Document section:
§ §

While asking for public input into what they should be able to do, it is clear
the real value is that all Google employees can wear them, where they can
stream snippets of other teams that are working on other parts of your project
to you so that you can co-ordinate with your team. This should really
streamline the release process, allowing groups of Googler's to get way more
done than they would working alone and relying on email or other social media
tools to co-ordinate. Creating dynamic hang outs, streaming the feeds of those
around you, allowing for collective action against problems and to respond
immediately and on target with just the right resources. A real break through
in organizational efficiency.

The only hangup is that the legendary mobility of people in Google, being able
to switch jobs almost at will, means that trying to hard code names into the
stream is really time consuming. The current work around is to just use
numbers for the groups, so if you're the group working on adding Picasa
support which is group number 15 on the p pages, you might be referred to as 3
of 15 ...

------
jeremysalwen
Looking at the potential for this technology, and seeing that it being used
for what amounts to nothing more than shoving your iphone in your face 24/7 is
bothersome. It's just an incremental step towards being on Facebook _a little
bit more_. Why isn't this technology being developed for surgeons? Mechanics?

§ §

Study material:
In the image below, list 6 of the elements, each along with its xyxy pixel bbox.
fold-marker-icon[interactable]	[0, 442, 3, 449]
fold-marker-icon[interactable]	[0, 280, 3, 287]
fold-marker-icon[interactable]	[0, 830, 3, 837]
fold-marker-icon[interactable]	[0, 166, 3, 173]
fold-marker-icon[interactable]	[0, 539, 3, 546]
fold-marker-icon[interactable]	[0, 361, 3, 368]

§ §

Parts of the exercise:
a) In the forum thread about Google's wearable technology, what is the current workaround for the time it takes to hard-code names into the stream?
b) Write a continuation of the forum thread about Google's wearable technology, picking up after its final sentence.

Outputs in order:
a) The current workaround is to use numbers for the groups.

b)
Engineers? Police? Disabled people?

Well, the answer's obvious: it's not where the money is. It's sad that actual
advancement to our society is only getting the funding through piggy-backing
on our increasing intrusive means of entertainment.

------
philo23
That's a pretty neat concept video, but of course it's more than likely just a
well produced concept video. Hopefully the real thing can live up to it.

One thing I did think about after seeing the concept photos they have on the
Google+ page (<https://plus.google.com/111626127367496192147/posts>) and in
this NYT article, what about us poor people not gifted with 20/20 vision? But
again they are probably just concept images and shouldn't really be taken as
much more than that.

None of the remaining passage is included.